# DATA ROWS:

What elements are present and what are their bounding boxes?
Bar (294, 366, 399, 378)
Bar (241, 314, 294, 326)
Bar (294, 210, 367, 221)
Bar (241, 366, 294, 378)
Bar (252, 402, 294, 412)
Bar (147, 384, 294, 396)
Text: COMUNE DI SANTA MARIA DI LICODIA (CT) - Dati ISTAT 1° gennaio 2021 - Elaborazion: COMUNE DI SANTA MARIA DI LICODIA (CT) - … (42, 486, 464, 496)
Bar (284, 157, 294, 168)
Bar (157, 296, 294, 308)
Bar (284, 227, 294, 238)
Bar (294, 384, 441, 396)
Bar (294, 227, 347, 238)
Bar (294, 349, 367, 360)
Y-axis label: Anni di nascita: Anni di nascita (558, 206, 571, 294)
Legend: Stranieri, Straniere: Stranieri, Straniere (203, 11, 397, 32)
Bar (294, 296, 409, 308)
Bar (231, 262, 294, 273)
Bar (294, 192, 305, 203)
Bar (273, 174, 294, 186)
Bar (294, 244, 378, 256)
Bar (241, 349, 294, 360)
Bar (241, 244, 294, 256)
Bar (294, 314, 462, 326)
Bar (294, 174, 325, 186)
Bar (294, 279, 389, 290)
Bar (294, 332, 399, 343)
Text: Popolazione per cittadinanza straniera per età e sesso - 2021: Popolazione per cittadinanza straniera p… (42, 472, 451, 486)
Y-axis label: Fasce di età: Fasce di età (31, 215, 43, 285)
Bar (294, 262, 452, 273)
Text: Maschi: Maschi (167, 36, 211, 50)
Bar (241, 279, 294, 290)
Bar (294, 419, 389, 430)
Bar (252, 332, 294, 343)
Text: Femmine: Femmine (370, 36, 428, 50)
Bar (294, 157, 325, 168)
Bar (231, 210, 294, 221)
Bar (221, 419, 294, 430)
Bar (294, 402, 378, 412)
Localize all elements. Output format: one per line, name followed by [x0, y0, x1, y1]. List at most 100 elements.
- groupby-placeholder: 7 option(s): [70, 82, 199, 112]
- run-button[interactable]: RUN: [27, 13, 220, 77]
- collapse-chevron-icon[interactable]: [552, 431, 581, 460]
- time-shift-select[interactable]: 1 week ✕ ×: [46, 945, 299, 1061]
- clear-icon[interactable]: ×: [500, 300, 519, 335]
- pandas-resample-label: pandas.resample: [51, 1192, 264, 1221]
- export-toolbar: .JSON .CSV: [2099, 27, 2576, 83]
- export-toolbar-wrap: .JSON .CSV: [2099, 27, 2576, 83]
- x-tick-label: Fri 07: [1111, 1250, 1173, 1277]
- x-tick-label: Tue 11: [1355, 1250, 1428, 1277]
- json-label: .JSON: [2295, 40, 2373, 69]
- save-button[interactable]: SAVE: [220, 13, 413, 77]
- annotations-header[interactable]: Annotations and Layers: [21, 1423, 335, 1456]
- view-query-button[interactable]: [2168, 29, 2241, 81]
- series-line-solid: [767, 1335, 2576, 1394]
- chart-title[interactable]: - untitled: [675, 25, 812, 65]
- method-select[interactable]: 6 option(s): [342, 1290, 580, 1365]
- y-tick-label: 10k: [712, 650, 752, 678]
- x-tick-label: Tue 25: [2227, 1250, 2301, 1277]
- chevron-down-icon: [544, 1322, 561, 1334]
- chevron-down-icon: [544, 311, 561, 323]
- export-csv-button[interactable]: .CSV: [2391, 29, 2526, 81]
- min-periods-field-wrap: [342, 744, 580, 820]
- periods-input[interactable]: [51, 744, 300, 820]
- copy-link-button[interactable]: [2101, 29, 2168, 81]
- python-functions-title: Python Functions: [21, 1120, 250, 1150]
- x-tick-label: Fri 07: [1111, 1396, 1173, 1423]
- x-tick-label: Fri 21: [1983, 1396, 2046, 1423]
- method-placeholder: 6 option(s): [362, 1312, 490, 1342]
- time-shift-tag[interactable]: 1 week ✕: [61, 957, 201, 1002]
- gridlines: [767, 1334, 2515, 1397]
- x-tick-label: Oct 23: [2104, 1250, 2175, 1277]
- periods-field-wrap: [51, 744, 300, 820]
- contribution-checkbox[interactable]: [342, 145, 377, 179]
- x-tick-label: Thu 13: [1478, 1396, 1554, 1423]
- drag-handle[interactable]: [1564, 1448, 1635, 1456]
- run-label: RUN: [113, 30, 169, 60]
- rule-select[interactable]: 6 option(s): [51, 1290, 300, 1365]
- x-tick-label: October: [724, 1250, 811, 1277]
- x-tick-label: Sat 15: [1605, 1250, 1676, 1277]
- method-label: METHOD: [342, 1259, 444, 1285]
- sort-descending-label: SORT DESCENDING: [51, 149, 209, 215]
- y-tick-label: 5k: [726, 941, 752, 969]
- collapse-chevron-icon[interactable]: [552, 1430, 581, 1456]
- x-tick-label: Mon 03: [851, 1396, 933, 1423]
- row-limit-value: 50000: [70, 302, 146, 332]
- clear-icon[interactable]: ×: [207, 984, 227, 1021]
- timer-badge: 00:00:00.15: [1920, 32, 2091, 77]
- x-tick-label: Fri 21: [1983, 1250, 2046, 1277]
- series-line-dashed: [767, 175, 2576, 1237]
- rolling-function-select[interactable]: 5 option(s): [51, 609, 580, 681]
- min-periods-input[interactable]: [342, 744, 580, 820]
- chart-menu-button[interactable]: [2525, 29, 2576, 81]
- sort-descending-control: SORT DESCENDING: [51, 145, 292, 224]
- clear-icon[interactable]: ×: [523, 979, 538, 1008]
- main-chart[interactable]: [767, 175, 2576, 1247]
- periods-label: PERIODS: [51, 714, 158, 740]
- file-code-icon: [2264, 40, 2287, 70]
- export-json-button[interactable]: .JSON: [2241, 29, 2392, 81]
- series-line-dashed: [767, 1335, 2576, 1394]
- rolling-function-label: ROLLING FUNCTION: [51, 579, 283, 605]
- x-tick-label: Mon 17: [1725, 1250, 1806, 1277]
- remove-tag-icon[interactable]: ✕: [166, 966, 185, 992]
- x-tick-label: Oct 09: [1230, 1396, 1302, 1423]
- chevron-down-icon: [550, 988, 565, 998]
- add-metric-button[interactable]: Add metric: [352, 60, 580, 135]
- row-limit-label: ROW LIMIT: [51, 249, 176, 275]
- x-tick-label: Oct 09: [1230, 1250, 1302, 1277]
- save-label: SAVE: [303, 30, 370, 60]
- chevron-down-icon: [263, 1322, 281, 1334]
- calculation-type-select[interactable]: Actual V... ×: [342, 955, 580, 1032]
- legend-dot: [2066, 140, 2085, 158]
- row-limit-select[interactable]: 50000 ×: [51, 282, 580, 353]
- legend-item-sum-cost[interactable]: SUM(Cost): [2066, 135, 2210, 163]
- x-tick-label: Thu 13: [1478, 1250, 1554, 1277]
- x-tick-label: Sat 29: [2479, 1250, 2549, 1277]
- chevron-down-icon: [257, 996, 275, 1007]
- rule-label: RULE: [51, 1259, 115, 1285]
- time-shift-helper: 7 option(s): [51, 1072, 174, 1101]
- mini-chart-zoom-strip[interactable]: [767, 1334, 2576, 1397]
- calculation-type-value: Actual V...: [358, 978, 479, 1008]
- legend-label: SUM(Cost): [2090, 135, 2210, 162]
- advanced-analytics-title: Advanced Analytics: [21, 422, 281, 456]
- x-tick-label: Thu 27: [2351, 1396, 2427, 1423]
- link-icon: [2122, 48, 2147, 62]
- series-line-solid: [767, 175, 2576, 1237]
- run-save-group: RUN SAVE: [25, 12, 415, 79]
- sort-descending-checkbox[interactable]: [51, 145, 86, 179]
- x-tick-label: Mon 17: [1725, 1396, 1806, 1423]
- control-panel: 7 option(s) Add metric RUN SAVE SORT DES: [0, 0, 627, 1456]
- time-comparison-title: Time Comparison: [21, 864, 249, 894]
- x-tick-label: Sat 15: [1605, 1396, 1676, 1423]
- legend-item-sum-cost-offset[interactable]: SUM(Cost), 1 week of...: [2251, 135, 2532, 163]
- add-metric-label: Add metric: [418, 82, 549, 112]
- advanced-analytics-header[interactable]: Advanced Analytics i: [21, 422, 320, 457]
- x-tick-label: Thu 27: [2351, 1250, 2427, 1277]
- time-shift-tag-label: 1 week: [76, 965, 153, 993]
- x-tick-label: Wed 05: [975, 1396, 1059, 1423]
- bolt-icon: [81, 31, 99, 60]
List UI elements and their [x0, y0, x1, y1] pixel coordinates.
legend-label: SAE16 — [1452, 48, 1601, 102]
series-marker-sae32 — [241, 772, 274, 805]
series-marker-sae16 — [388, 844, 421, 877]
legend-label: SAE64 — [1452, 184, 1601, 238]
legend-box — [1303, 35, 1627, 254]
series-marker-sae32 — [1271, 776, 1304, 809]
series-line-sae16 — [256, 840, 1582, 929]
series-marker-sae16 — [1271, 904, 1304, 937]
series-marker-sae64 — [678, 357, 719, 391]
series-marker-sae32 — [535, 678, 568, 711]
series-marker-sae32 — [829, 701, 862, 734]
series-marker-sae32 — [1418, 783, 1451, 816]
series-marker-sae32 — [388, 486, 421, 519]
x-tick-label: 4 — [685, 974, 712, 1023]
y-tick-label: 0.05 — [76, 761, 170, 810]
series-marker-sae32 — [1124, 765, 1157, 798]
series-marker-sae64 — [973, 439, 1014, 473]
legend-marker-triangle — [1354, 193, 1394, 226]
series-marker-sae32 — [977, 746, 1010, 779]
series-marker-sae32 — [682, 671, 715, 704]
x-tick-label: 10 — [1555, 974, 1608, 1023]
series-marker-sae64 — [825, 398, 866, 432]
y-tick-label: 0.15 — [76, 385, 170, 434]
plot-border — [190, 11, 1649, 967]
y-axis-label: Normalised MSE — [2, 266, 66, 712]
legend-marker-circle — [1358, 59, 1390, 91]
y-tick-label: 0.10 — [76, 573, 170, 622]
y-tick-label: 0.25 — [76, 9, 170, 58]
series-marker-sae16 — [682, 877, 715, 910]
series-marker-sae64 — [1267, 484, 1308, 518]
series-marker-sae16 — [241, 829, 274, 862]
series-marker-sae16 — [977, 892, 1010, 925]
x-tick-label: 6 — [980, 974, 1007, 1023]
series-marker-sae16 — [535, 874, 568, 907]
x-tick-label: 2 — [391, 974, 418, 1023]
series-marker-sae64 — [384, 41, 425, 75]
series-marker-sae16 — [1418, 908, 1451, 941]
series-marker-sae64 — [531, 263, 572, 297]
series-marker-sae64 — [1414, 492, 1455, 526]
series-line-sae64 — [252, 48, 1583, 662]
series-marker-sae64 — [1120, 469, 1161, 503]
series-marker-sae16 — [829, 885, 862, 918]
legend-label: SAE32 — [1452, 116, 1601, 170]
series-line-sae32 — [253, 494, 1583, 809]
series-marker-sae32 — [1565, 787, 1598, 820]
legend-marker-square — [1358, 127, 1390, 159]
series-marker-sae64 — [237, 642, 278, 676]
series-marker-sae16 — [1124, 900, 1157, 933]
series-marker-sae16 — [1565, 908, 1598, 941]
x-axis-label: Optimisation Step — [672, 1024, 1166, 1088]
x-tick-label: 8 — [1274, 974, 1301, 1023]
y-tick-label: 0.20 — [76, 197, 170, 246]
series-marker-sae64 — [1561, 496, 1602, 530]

# TASK DESCRIPTION:
Please render the items above as a JSON list of strings, one string per line, starting with the first line and going on through the line containing "- save-button[interactable]: SAVE: [220, 13, 413, 77]", both ends included. Leave out blank lines and everything after that line.

# RESPONSE TO THE TASK:
[
  "What elements are present and what are their bounding boxes?",
  "Bar (294, 366, 399, 378)",
  "Bar (241, 314, 294, 326)",
  "Bar (294, 210, 367, 221)",
  "Bar (241, 366, 294, 378)",
  "Bar (252, 402, 294, 412)",
  "Bar (147, 384, 294, 396)",
  "Text: COMUNE DI SANTA MARIA DI LICODIA (CT) - Dati ISTAT 1° gennaio 2021 - Elaborazion: COMUNE DI SANTA MARIA DI LICODIA (CT) - … (42, 486, 464, 496)",
  "Bar (284, 157, 294, 168)",
  "Bar (157, 296, 294, 308)",
  "Bar (284, 227, 294, 238)",
  "Bar (294, 384, 441, 396)",
  "Bar (294, 227, 347, 238)",
  "Bar (294, 349, 367, 360)",
  "Y-axis label: Anni di nascita: Anni di nascita (558, 206, 571, 294)",
  "Legend: Stranieri, Straniere: Stranieri, Straniere (203, 11, 397, 32)",
  "Bar (294, 296, 409, 308)",
  "Bar (231, 262, 294, 273)",
  "Bar (294, 192, 305, 203)",
  "Bar (273, 174, 294, 186)",
  "Bar (294, 244, 378, 256)",
  "Bar (241, 349, 294, 360)",
  "Bar (241, 244, 294, 256)",
  "Bar (294, 314, 462, 326)",
  "Bar (294, 174, 325, 186)",
  "Bar (294, 279, 389, 290)",
  "Bar (294, 332, 399, 343)",
  "Text: Popolazione per cittadinanza straniera per età e sesso - 2021: Popolazione per cittadinanza straniera p… (42, 472, 451, 486)",
  "Y-axis label: Fasce di età: Fasce di età (31, 215, 43, 285)",
  "Bar (294, 262, 452, 273)",
  "Text: Maschi: Maschi (167, 36, 211, 50)",
  "Bar (241, 279, 294, 290)",
  "Bar (294, 419, 389, 430)",
  "Bar (252, 332, 294, 343)",
  "Text: Femmine: Femmine (370, 36, 428, 50)",
  "Bar (294, 157, 325, 168)",
  "Bar (231, 210, 294, 221)",
  "Bar (221, 419, 294, 430)",
  "Bar (294, 402, 378, 412)",
  "Localize all elements. Output format: one per line, name followed by [x0, y0, x1, y1]. List at most 100 elements.",
  "- groupby-placeholder: 7 option(s): [70, 82, 199, 112]",
  "- run-button[interactable]: RUN: [27, 13, 220, 77]",
  "- collapse-chevron-icon[interactable]: [552, 431, 581, 460]",
  "- time-shift-select[interactable]: 1 week ✕ ×: [46, 945, 299, 1061]",
  "- clear-icon[interactable]: ×: [500, 300, 519, 335]",
  "- pandas-resample-label: pandas.resample: [51, 1192, 264, 1221]",
  "- export-toolbar: .JSON .CSV: [2099, 27, 2576, 83]",
  "- export-toolbar-wrap: .JSON .CSV: [2099, 27, 2576, 83]",
  "- x-tick-label: Fri 07: [1111, 1250, 1173, 1277]",
  "- x-tick-label: Tue 11: [1355, 1250, 1428, 1277]",
  "- json-label: .JSON: [2295, 40, 2373, 69]",
  "- save-button[interactable]: SAVE: [220, 13, 413, 77]"
]